◆ **STATED EXERCISE**: Copy out every record precisely.

◆ **Data records**:

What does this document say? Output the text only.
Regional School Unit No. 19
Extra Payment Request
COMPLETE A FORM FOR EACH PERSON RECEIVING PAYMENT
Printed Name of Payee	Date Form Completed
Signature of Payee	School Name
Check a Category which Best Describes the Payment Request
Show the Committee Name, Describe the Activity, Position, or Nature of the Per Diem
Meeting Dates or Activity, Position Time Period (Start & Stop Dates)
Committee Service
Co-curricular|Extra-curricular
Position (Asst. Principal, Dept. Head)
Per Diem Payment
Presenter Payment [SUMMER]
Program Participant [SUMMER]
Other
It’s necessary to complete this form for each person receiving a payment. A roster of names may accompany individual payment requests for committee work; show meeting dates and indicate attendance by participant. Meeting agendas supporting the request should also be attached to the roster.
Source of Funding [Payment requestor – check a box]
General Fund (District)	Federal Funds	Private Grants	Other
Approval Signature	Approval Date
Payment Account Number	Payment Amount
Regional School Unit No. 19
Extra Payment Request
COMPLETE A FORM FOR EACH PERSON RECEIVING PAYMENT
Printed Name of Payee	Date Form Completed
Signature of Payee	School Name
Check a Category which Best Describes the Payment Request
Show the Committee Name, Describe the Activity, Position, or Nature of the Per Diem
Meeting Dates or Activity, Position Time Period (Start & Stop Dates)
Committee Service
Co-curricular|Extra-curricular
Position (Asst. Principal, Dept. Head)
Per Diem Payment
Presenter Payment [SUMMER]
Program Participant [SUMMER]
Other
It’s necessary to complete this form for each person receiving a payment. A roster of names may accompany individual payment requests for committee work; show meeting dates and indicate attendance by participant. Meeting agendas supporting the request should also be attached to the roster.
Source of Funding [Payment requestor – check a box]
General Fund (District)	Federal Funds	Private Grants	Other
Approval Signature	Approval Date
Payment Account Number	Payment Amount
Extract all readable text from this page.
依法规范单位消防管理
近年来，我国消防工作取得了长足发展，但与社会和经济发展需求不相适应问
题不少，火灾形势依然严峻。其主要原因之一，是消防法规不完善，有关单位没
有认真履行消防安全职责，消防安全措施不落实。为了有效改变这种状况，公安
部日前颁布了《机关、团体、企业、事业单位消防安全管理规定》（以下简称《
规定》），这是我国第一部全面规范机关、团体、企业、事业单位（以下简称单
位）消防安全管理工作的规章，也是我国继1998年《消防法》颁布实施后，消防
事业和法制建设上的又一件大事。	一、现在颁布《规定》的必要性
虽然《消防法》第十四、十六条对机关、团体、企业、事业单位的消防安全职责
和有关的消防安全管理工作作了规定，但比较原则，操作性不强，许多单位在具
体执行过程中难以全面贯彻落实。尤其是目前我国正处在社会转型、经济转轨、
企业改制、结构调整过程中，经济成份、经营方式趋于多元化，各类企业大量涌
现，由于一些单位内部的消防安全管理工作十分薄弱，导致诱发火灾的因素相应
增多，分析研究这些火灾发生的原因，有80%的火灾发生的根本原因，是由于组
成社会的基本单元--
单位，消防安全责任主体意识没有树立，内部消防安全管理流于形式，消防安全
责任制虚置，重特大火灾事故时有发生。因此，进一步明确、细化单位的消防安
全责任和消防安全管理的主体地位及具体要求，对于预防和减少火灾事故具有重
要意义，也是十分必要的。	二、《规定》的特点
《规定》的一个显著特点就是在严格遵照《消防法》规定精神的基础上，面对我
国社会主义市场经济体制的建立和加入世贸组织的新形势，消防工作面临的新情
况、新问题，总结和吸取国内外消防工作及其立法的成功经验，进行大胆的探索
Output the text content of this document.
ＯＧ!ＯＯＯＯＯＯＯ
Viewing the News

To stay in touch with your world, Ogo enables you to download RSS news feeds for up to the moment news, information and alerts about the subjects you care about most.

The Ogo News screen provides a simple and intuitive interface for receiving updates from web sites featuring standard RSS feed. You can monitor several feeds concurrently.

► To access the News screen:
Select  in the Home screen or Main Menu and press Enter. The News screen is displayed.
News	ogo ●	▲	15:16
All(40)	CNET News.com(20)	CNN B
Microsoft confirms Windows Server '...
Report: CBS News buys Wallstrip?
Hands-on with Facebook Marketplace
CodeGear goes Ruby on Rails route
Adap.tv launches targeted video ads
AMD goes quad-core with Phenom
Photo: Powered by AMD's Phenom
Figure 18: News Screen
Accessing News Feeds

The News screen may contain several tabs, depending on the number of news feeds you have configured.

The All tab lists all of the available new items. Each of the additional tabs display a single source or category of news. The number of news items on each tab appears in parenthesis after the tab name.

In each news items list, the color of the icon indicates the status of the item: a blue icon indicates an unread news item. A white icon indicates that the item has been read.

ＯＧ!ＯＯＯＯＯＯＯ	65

◆ **TASK OUTPUT**:
What does this document say? Output the text only.
Regional School Unit No. 19
Extra Payment Request
COMPLETE A FORM FOR EACH PERSON RECEIVING PAYMENT
Printed Name of Payee	Date Form Completed
Signature of Payee	School Name
Check a Category which Best Describes the Payment Request
Show the Committee Name, Describe the Activity, Position, or Nature of the Per Diem
Meeting Dates or Activity, Position Time Period (Start & Stop Dates)
Committee Service
Co-curricular|Extra-curricular
Position (Asst. Principal, Dept. Head)
Per Diem Payment
Presenter Payment [SUMMER]
Program Participant [SUMMER]
Other
It’s necessary to complete this form for each person receiving a payment. A roster of names may accompany individual payment requests for committee work; show meeting dates and indicate attendance by participant. Meeting agendas supporting the request should also be attached to the roster.
Source of Funding [Payment requestor – check a box]
General Fund (District)	Federal Funds	Private Grants	Other
Approval Signature	Approval Date
Payment Account Number	Payment Amount
Regional School Unit No. 19
Extra Payment Request
COMPLETE A FORM FOR EACH PERSON RECEIVING PAYMENT
Printed Name of Payee	Date Form Completed
Signature of Payee	School Name
Check a Category which Best Describes the Payment Request
Show the Committee Name, Describe the Activity, Position, or Nature of the Per Diem
Meeting Dates or Activity, Position Time Period (Start & Stop Dates)
Committee Service
Co-curricular|Extra-curricular
Position (Asst. Principal, Dept. Head)
Per Diem Payment
Presenter Payment [SUMMER]
Program Participant [SUMMER]
Other
It’s necessary to complete this form for each person receiving a payment. A roster of names may accompany individual payment requests for committee work; show meeting dates and indicate attendance by participant. Meeting agendas supporting the request should also be attached to the roster.
Source of Funding [Payment requestor – check a box]
General Fund (District)	Federal Funds	Private Grants	Other
Approval Signature	Approval Date
Payment Account Number	Payment Amount
Extract all readable text from this page.
依法规范单位消防管理
近年来，我国消防工作取得了长足发展，但与社会和经济发展需求不相适应问
题不少，火灾形势依然严峻。其主要原因之一，是消防法规不完善，有关单位没
有认真履行消防安全职责，消防安全措施不落实。为了有效改变这种状况，公安
部日前颁布了《机关、团体、企业、事业单位消防安全管理规定》（以下简称《
规定》），这是我国第一部全面规范机关、团体、企业、事业单位（以下简称单
位）消防安全管理工作的规章，也是我国继1998年《消防法》颁布实施后，消防
事业和法制建设上的又一件大事。	一、现在颁布《规定》的必要性
虽然《消防法》第十四、十六条对机关、团体、企业、事业单位的消防安全职责
和有关的消防安全管理工作作了规定，但比较原则，操作性不强，许多单位在具
体执行过程中难以全面贯彻落实。尤其是目前我国正处在社会转型、经济转轨、
企业改制、结构调整过程中，经济成份、经营方式趋于多元化，各类企业大量涌
现，由于一些单位内部的消防安全管理工作十分薄弱，导致诱发火灾的因素相应
增多，分析研究这些火灾发生的原因，有80%的火灾发生的根本原因，是由于组
成社会的基本单元--
单位，消防安全责任主体意识没有树立，内部消防安全管理流于形式，消防安全
责任制虚置，重特大火灾事故时有发生。因此，进一步明确、细化单位的消防安
全责任和消防安全管理的主体地位及具体要求，对于预防和减少火灾事故具有重
要意义，也是十分必要的。	二、《规定》的特点
《规定》的一个显著特点就是在严格遵照《消防法》规定精神的基础上，面对我
国社会主义市场经济体制的建立和加入世贸组织的新形势，消防工作面临的新情
况、新问题，总结和吸取国内外消防工作及其立法的成功经验，进行大胆的探索
Output the text content of this document.
ＯＧ!ＯＯＯＯＯＯＯ
Viewing the News

To stay in touch with your world, Ogo enables you to download RSS news feeds for up to the moment news, information and alerts about the subjects you care about most.

The Ogo News screen provides a simple and intuitive interface for receiving updates from web sites featuring standard RSS feed. You can monitor several feeds concurrently.

► To access the News screen:
Select  in the Home screen or Main Menu and press Enter. The News screen is displayed.
News	ogo ●	▲	15:16
All(40)	CNET News.com(20)	CNN B
Microsoft confirms Windows Server '...
Report: CBS News buys Wallstrip?
Hands-on with Facebook Marketplace
CodeGear goes Ruby on Rails route
Adap.tv launches targeted video ads
AMD goes quad-core with Phenom
Photo: Powered by AMD's Phenom
Figure 18: News Screen
Accessing News Feeds

The News screen may contain several tabs, depending on the number of news feeds you have configured.

The All tab lists all of the available new items. Each of the additional tabs display a single source or category of news. The number of news items on each tab appears in parenthesis after the tab name.

In each news items list, the color of the icon indicates the status of the item: a blue icon indicates an unread news item. A white icon indicates that the item has been read.

ＯＧ!ＯＯＯＯＯＯＯ	65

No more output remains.